--- TASK DETAILS ---
Reproduce the records below exactly, leaving out any pictures.

--- MATERIAL PROVIDED ---
((

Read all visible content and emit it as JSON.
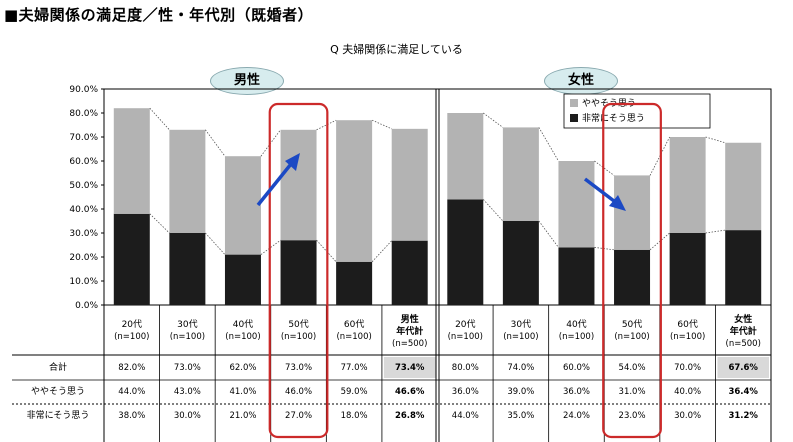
{
  "page_title": "■夫婦関係の満足度／性・年代別（既婚者）",
  "question": "Q 夫婦関係に満足している",
  "groups": [
    {
      "label": "男性"
    },
    {
      "label": "女性"
    }
  ],
  "legend": [
    "ややそう思う",
    "非常にそう思う"
  ],
  "colors": {
    "light": "#b3b3b3",
    "dark": "#1c1c1c",
    "highlight": "#cc2a2a",
    "arrow": "#1b49c4",
    "total_bg": "#d9d9d9"
  },
  "row_labels": [
    "合計",
    "ややそう思う",
    "非常にそう思う"
  ],
  "chart_data": {
    "type": "bar",
    "stacked": true,
    "ylim": [
      0,
      90
    ],
    "y_ticks": [
      "0.0%",
      "10.0%",
      "20.0%",
      "30.0%",
      "40.0%",
      "50.0%",
      "60.0%",
      "70.0%",
      "80.0%",
      "90.0%"
    ],
    "categories": [
      {
        "l1": "20代",
        "l2": "(n=100)"
      },
      {
        "l1": "30代",
        "l2": "(n=100)"
      },
      {
        "l1": "40代",
        "l2": "(n=100)"
      },
      {
        "l1": "50代",
        "l2": "(n=100)"
      },
      {
        "l1": "60代",
        "l2": "(n=100)"
      },
      {
        "l1": "男性",
        "l2": "年代計",
        "l3": "(n=500)",
        "bold": true
      },
      {
        "l1": "20代",
        "l2": "(n=100)"
      },
      {
        "l1": "30代",
        "l2": "(n=100)"
      },
      {
        "l1": "40代",
        "l2": "(n=100)"
      },
      {
        "l1": "50代",
        "l2": "(n=100)"
      },
      {
        "l1": "60代",
        "l2": "(n=100)"
      },
      {
        "l1": "女性",
        "l2": "年代計",
        "l3": "(n=500)",
        "bold": true
      }
    ],
    "series": [
      {
        "name": "非常にそう思う",
        "values": [
          38.0,
          30.0,
          21.0,
          27.0,
          18.0,
          26.8,
          44.0,
          35.0,
          24.0,
          23.0,
          30.0,
          31.2
        ]
      },
      {
        "name": "ややそう思う",
        "values": [
          44.0,
          43.0,
          41.0,
          46.0,
          59.0,
          46.6,
          36.0,
          39.0,
          36.0,
          31.0,
          40.0,
          36.4
        ]
      }
    ],
    "table": {
      "total": [
        "82.0%",
        "73.0%",
        "62.0%",
        "73.0%",
        "77.0%",
        "73.4%",
        "80.0%",
        "74.0%",
        "60.0%",
        "54.0%",
        "70.0%",
        "67.6%"
      ],
      "somewhat": [
        "44.0%",
        "43.0%",
        "41.0%",
        "46.0%",
        "59.0%",
        "46.6%",
        "36.0%",
        "39.0%",
        "36.0%",
        "31.0%",
        "40.0%",
        "36.4%"
      ],
      "very": [
        "38.0%",
        "30.0%",
        "21.0%",
        "27.0%",
        "18.0%",
        "26.8%",
        "44.0%",
        "35.0%",
        "24.0%",
        "23.0%",
        "30.0%",
        "31.2%"
      ]
    }
  }
}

))

--- TASK RESULT ---
Read all visible content and emit it as JSON.
{
  "page_title": "■夫婦関係の満足度／性・年代別（既婚者）",
  "question": "Q 夫婦関係に満足している",
  "groups": [
    {
      "label": "男性"
    },
    {
      "label": "女性"
    }
  ],
  "legend": [
    "ややそう思う",
    "非常にそう思う"
  ],
  "colors": {
    "light": "#b3b3b3",
    "dark": "#1c1c1c",
    "highlight": "#cc2a2a",
    "arrow": "#1b49c4",
    "total_bg": "#d9d9d9"
  },
  "row_labels": [
    "合計",
    "ややそう思う",
    "非常にそう思う"
  ],
  "chart_data": {
    "type": "bar",
    "stacked": true,
    "ylim": [
      0,
      90
    ],
    "y_ticks": [
      "0.0%",
      "10.0%",
      "20.0%",
      "30.0%",
      "40.0%",
      "50.0%",
      "60.0%",
      "70.0%",
      "80.0%",
      "90.0%"
    ],
    "categories": [
      {
        "l1": "20代",
        "l2": "(n=100)"
      },
      {
        "l1": "30代",
        "l2": "(n=100)"
      },
      {
        "l1": "40代",
        "l2": "(n=100)"
      },
      {
        "l1": "50代",
        "l2": "(n=100)"
      },
      {
        "l1": "60代",
        "l2": "(n=100)"
      },
      {
        "l1": "男性",
        "l2": "年代計",
        "l3": "(n=500)",
        "bold": true
      },
      {
        "l1": "20代",
        "l2": "(n=100)"
      },
      {
        "l1": "30代",
        "l2": "(n=100)"
      },
      {
        "l1": "40代",
        "l2": "(n=100)"
      },
      {
        "l1": "50代",
        "l2": "(n=100)"
      },
      {
        "l1": "60代",
        "l2": "(n=100)"
      },
      {
        "l1": "女性",
        "l2": "年代計",
        "l3": "(n=500)",
        "bold": true
      }
    ],
    "series": [
      {
        "name": "非常にそう思う",
        "values": [
          38.0,
          30.0,
          21.0,
          27.0,
          18.0,
          26.8,
          44.0,
          35.0,
          24.0,
          23.0,
          30.0,
          31.2
        ]
      },
      {
        "name": "ややそう思う",
        "values": [
          44.0,
          43.0,
          41.0,
          46.0,
          59.0,
          46.6,
          36.0,
          39.0,
          36.0,
          31.0,
          40.0,
          36.4
        ]
      }
    ],
    "table": {
      "total": [
        "82.0%",
        "73.0%",
        "62.0%",
        "73.0%",
        "77.0%",
        "73.4%",
        "80.0%",
        "74.0%",
        "60.0%",
        "54.0%",
        "70.0%",
        "67.6%"
      ],
      "somewhat": [
        "44.0%",
        "43.0%",
        "41.0%",
        "46.0%",
        "59.0%",
        "46.6%",
        "36.0%",
        "39.0%",
        "36.0%",
        "31.0%",
        "40.0%",
        "36.4%"
      ],
      "very": [
        "38.0%",
        "30.0%",
        "21.0%",
        "27.0%",
        "18.0%",
        "26.8%",
        "44.0%",
        "35.0%",
        "24.0%",
        "23.0%",
        "30.0%",
        "31.2%"
      ]
    }
  }
}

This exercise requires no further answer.